Exercise goal: Write out the material exactly, with the pictures left out.

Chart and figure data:
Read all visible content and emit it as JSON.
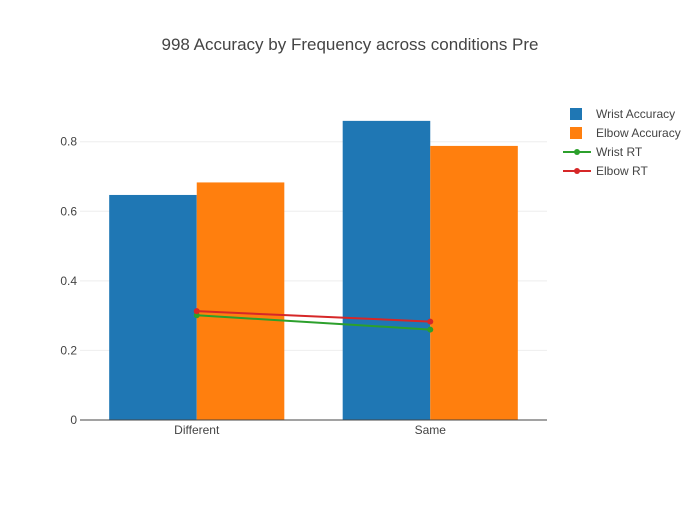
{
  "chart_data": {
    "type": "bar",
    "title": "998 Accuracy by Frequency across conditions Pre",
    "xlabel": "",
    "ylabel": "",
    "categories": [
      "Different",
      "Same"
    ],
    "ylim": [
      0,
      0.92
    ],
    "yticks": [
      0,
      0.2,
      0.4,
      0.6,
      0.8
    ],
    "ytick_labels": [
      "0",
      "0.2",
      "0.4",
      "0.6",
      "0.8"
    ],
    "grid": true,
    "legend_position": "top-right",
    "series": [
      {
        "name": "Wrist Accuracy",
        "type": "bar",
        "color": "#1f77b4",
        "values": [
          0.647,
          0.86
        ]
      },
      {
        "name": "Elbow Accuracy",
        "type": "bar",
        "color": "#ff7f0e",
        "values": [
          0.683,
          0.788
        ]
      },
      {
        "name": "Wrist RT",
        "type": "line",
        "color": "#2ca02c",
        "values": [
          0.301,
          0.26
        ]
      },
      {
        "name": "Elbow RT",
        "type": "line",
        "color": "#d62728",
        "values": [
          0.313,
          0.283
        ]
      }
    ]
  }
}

Written solution:
Read all visible content and emit it as JSON.
{
  "chart_data": {
    "type": "bar",
    "title": "998 Accuracy by Frequency across conditions Pre",
    "xlabel": "",
    "ylabel": "",
    "categories": [
      "Different",
      "Same"
    ],
    "ylim": [
      0,
      0.92
    ],
    "yticks": [
      0,
      0.2,
      0.4,
      0.6,
      0.8
    ],
    "ytick_labels": [
      "0",
      "0.2",
      "0.4",
      "0.6",
      "0.8"
    ],
    "grid": true,
    "legend_position": "top-right",
    "series": [
      {
        "name": "Wrist Accuracy",
        "type": "bar",
        "color": "#1f77b4",
        "values": [
          0.647,
          0.86
        ]
      },
      {
        "name": "Elbow Accuracy",
        "type": "bar",
        "color": "#ff7f0e",
        "values": [
          0.683,
          0.788
        ]
      },
      {
        "name": "Wrist RT",
        "type": "line",
        "color": "#2ca02c",
        "values": [
          0.301,
          0.26
        ]
      },
      {
        "name": "Elbow RT",
        "type": "line",
        "color": "#d62728",
        "values": [
          0.313,
          0.283
        ]
      }
    ]
  }
}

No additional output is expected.